[[ Provided entries, beginning ]]

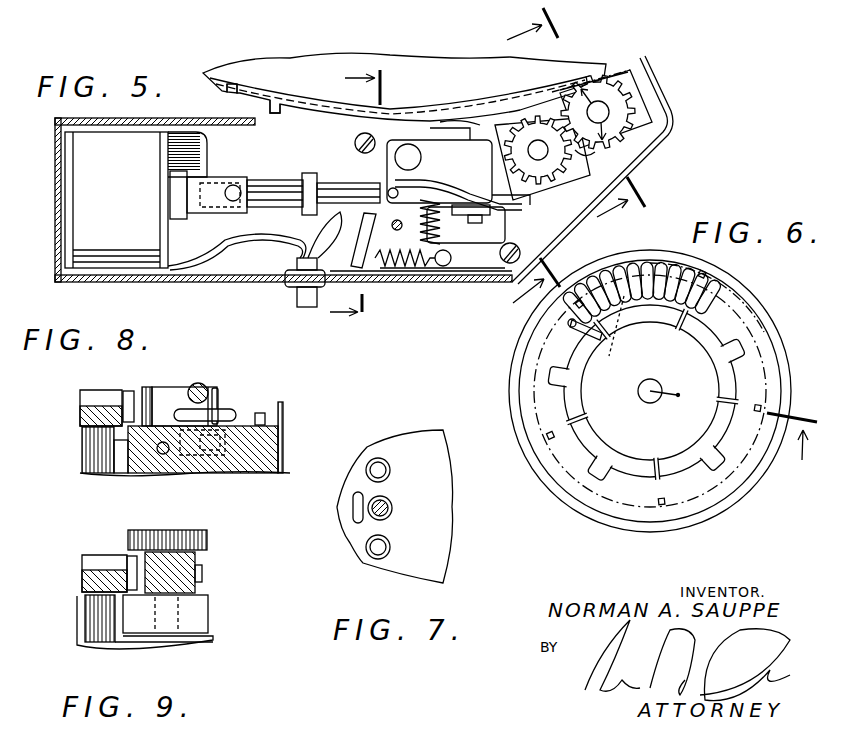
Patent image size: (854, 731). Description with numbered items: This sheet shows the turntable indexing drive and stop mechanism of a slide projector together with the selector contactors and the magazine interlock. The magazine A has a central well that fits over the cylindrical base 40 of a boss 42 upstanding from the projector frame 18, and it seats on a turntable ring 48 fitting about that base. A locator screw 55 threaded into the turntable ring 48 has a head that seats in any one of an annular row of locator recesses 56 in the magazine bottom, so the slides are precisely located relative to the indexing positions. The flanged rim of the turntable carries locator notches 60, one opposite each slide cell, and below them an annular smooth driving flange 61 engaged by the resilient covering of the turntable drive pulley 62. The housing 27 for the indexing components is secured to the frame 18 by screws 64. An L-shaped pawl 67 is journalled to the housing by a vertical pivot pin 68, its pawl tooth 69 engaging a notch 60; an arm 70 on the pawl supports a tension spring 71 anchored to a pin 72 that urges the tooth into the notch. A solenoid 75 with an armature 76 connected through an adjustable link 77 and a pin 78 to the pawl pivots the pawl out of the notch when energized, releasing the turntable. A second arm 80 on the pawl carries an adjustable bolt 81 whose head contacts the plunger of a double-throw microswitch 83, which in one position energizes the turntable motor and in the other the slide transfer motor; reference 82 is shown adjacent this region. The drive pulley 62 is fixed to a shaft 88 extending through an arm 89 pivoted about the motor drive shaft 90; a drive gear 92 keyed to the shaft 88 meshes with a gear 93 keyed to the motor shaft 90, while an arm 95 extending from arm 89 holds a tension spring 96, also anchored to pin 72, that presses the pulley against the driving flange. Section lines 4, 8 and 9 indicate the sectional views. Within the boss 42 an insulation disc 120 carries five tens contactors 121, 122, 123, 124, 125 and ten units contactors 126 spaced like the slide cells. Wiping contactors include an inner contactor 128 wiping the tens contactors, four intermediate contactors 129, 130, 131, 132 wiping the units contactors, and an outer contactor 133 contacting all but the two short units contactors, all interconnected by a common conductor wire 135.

In FIG. 5, the section line 4- 4 is at (531, 290).
In FIG. 6, the section line 4- 4 is at (792, 448).
In FIG. 5, the section line 8- 8 is at (345, 207).
In FIG. 5, the section line 9- 9 is at (587, 112).
In FIG. 8, the projector frame 18 is at (177, 480).
In FIG. 9, the projector frame 18 is at (165, 655).
In FIG. 5, the housing 27 is at (228, 282).
In FIG. 8, the housing 27 is at (284, 410).
In FIG. 6, the cylindrical base 40 is at (775, 330).
In FIG. 8, the cylindrical base 40 is at (85, 455).
In FIG. 9, the cylindrical base 40 is at (95, 650).
In FIG. 6, the boss 42 is at (518, 378).
In FIG. 5, the turntable ring 48 is at (320, 68).
In FIG. 8, the turntable ring 48 is at (80, 393).
In FIG. 9, the turntable ring 48 is at (82, 585).
In FIG. 7, the locator screw 55 is at (390, 509).
In FIG. 7, the locator recess 56 is at (386, 464).
In FIG. 5, the locator notches 60 is at (274, 108).
In FIG. 8, the locator notches 60 is at (127, 392).
In FIG. 9, the locator notches 60 is at (128, 560).
In FIG. 5, the driving flange 61 is at (556, 63).
In FIG. 8, the driving flange 61 is at (108, 472).
In FIG. 9, the driving flange 61 is at (115, 616).
In FIG. 5, the turntable drive pulley 62 is at (627, 148).
In FIG. 9, the turntable drive pulley 62 is at (208, 598).
In FIG. 5, the screws 64 is at (355, 146).
In FIG. 5, the pawl 67 is at (425, 140).
In FIG. 8, the pawl 67 is at (160, 385).
In FIG. 5, the pivot pin 68 is at (405, 145).
In FIG. 8, the pivot pin 68 is at (203, 380).
In FIG. 5, the pawl tooth 69 is at (467, 128).
In FIG. 8, the pawl tooth 69 is at (147, 388).
In FIG. 5, the arm 70 is at (362, 235).
In FIG. 8, the arm 70 is at (235, 410).
In FIG. 5, the tension spring 71 is at (397, 280).
In FIG. 5, the pin 72 is at (443, 270).
In FIG. 8, the pin 72 is at (265, 428).
In FIG. 5, the solenoid 75 is at (136, 200).
In FIG. 5, the armature 76 is at (200, 178).
In FIG. 5, the link 77 is at (272, 184).
In FIG. 8, the link 77 is at (222, 392).
In FIG. 5, the pin 78 is at (388, 192).
In FIG. 5, the arm 80 is at (452, 258).
In FIG. 8, the arm 80 is at (222, 395).
In FIG. 5, the adjustable bolt 81 is at (470, 222).
In FIG. 8, the adjustable bolt 81 is at (215, 465).
In FIG. 8, the hole 82 is at (195, 470).
In FIG. 5, the microswitch 83 is at (498, 172).
In FIG. 8, the microswitch 83 is at (160, 455).
In FIG. 5, the shaft 88 is at (609, 109).
In FIG. 9, the shaft 88 is at (190, 616).
In FIG. 5, the arm 89 is at (644, 117).
In FIG. 9, the arm 89 is at (180, 568).
In FIG. 5, the motor drive shaft 90 is at (581, 158).
In FIG. 5, the drive gear 92 is at (631, 90).
In FIG. 9, the drive gear 92 is at (207, 540).
In FIG. 5, the gear 93 is at (545, 167).
In FIG. 5, the arm 95 is at (513, 202).
In FIG. 5, the tension spring 96 is at (422, 214).
In FIG. 6, the insulation disc 120 is at (745, 468).
In FIG. 6, the tens contactor 121 is at (658, 312).
In FIG. 6, the tens contactor 122 is at (713, 342).
In FIG. 6, the tens contactor 123 is at (688, 443).
In FIG. 6, the tens contactor 124 is at (603, 443).
In FIG. 6, the tens contactor 125 is at (575, 400).
In FIG. 6, the units contactors 126 is at (571, 277).
In FIG. 6, the inner contactor 128 is at (641, 384).
In FIG. 6, the intermediate contactor 129 is at (572, 321).
In FIG. 6, the intermediate contactor 130 is at (757, 410).
In FIG. 6, the intermediate contactor 131 is at (663, 505).
In FIG. 6, the intermediate contactor 132 is at (546, 440).
In FIG. 6, the outer contactor 133 is at (703, 276).
In FIG. 6, the common conductor wire 135 is at (742, 296).
In FIG. 7, the magazine A is at (447, 505).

[[ Provided entries, end ]]

Action item | Repeat the data above exactly, images excluded.

Exercise result |
Patent image size: (854, 731). Description with numbered items: This sheet shows the turntable indexing drive and stop mechanism of a slide projector together with the selector contactors and the magazine interlock. The magazine A has a central well that fits over the cylindrical base 40 of a boss 42 upstanding from the projector frame 18, and it seats on a turntable ring 48 fitting about that base. A locator screw 55 threaded into the turntable ring 48 has a head that seats in any one of an annular row of locator recesses 56 in the magazine bottom, so the slides are precisely located relative to the indexing positions. The flanged rim of the turntable carries locator notches 60, one opposite each slide cell, and below them an annular smooth driving flange 61 engaged by the resilient covering of the turntable drive pulley 62. The housing 27 for the indexing components is secured to the frame 18 by screws 64. An L-shaped pawl 67 is journalled to the housing by a vertical pivot pin 68, its pawl tooth 69 engaging a notch 60; an arm 70 on the pawl supports a tension spring 71 anchored to a pin 72 that urges the tooth into the notch. A solenoid 75 with an armature 76 connected through an adjustable link 77 and a pin 78 to the pawl pivots the pawl out of the notch when energized, releasing the turntable. A second arm 80 on the pawl carries an adjustable bolt 81 whose head contacts the plunger of a double-throw microswitch 83, which in one position energizes the turntable motor and in the other the slide transfer motor; reference 82 is shown adjacent this region. The drive pulley 62 is fixed to a shaft 88 extending through an arm 89 pivoted about the motor drive shaft 90; a drive gear 92 keyed to the shaft 88 meshes with a gear 93 keyed to the motor shaft 90, while an arm 95 extending from arm 89 holds a tension spring 96, also anchored to pin 72, that presses the pulley against the driving flange. Section lines 4, 8 and 9 indicate the sectional views. Within the boss 42 an insulation disc 120 carries five tens contactors 121, 122, 123, 124, 125 and ten units contactors 126 spaced like the slide cells. Wiping contactors include an inner contactor 128 wiping the tens contactors, four intermediate contactors 129, 130, 131, 132 wiping the units contactors, and an outer contactor 133 contacting all but the two short units contactors, all interconnected by a common conductor wire 135.

In FIG. 5, the section line 4- 4 is at (531, 290).
In FIG. 6, the section line 4- 4 is at (792, 448).
In FIG. 5, the section line 8- 8 is at (345, 207).
In FIG. 5, the section line 9- 9 is at (587, 112).
In FIG. 8, the projector frame 18 is at (177, 480).
In FIG. 9, the projector frame 18 is at (165, 655).
In FIG. 5, the housing 27 is at (228, 282).
In FIG. 8, the housing 27 is at (284, 410).
In FIG. 6, the cylindrical base 40 is at (775, 330).
In FIG. 8, the cylindrical base 40 is at (85, 455).
In FIG. 9, the cylindrical base 40 is at (95, 650).
In FIG. 6, the boss 42 is at (518, 378).
In FIG. 5, the turntable ring 48 is at (320, 68).
In FIG. 8, the turntable ring 48 is at (80, 393).
In FIG. 9, the turntable ring 48 is at (82, 585).
In FIG. 7, the locator screw 55 is at (390, 509).
In FIG. 7, the locator recess 56 is at (386, 464).
In FIG. 5, the locator notches 60 is at (274, 108).
In FIG. 8, the locator notches 60 is at (127, 392).
In FIG. 9, the locator notches 60 is at (128, 560).
In FIG. 5, the driving flange 61 is at (556, 63).
In FIG. 8, the driving flange 61 is at (108, 472).
In FIG. 9, the driving flange 61 is at (115, 616).
In FIG. 5, the turntable drive pulley 62 is at (627, 148).
In FIG. 9, the turntable drive pulley 62 is at (208, 598).
In FIG. 5, the screws 64 is at (355, 146).
In FIG. 5, the pawl 67 is at (425, 140).
In FIG. 8, the pawl 67 is at (160, 385).
In FIG. 5, the pivot pin 68 is at (405, 145).
In FIG. 8, the pivot pin 68 is at (203, 380).
In FIG. 5, the pawl tooth 69 is at (467, 128).
In FIG. 8, the pawl tooth 69 is at (147, 388).
In FIG. 5, the arm 70 is at (362, 235).
In FIG. 8, the arm 70 is at (235, 410).
In FIG. 5, the tension spring 71 is at (397, 280).
In FIG. 5, the pin 72 is at (443, 270).
In FIG. 8, the pin 72 is at (265, 428).
In FIG. 5, the solenoid 75 is at (136, 200).
In FIG. 5, the armature 76 is at (200, 178).
In FIG. 5, the link 77 is at (272, 184).
In FIG. 8, the link 77 is at (222, 392).
In FIG. 5, the pin 78 is at (388, 192).
In FIG. 5, the arm 80 is at (452, 258).
In FIG. 8, the arm 80 is at (222, 395).
In FIG. 5, the adjustable bolt 81 is at (470, 222).
In FIG. 8, the adjustable bolt 81 is at (215, 465).
In FIG. 8, the hole 82 is at (195, 470).
In FIG. 5, the microswitch 83 is at (498, 172).
In FIG. 8, the microswitch 83 is at (160, 455).
In FIG. 5, the shaft 88 is at (609, 109).
In FIG. 9, the shaft 88 is at (190, 616).
In FIG. 5, the arm 89 is at (644, 117).
In FIG. 9, the arm 89 is at (180, 568).
In FIG. 5, the motor drive shaft 90 is at (581, 158).
In FIG. 5, the drive gear 92 is at (631, 90).
In FIG. 9, the drive gear 92 is at (207, 540).
In FIG. 5, the gear 93 is at (545, 167).
In FIG. 5, the arm 95 is at (513, 202).
In FIG. 5, the tension spring 96 is at (422, 214).
In FIG. 6, the insulation disc 120 is at (745, 468).
In FIG. 6, the tens contactor 121 is at (658, 312).
In FIG. 6, the tens contactor 122 is at (713, 342).
In FIG. 6, the tens contactor 123 is at (688, 443).
In FIG. 6, the tens contactor 124 is at (603, 443).
In FIG. 6, the tens contactor 125 is at (575, 400).
In FIG. 6, the units contactors 126 is at (571, 277).
In FIG. 6, the inner contactor 128 is at (641, 384).
In FIG. 6, the intermediate contactor 129 is at (572, 321).
In FIG. 6, the intermediate contactor 130 is at (757, 410).
In FIG. 6, the intermediate contactor 131 is at (663, 505).
In FIG. 6, the intermediate contactor 132 is at (546, 440).
In FIG. 6, the outer contactor 133 is at (703, 276).
In FIG. 6, the common conductor wire 135 is at (742, 296).
In FIG. 7, the magazine A is at (447, 505).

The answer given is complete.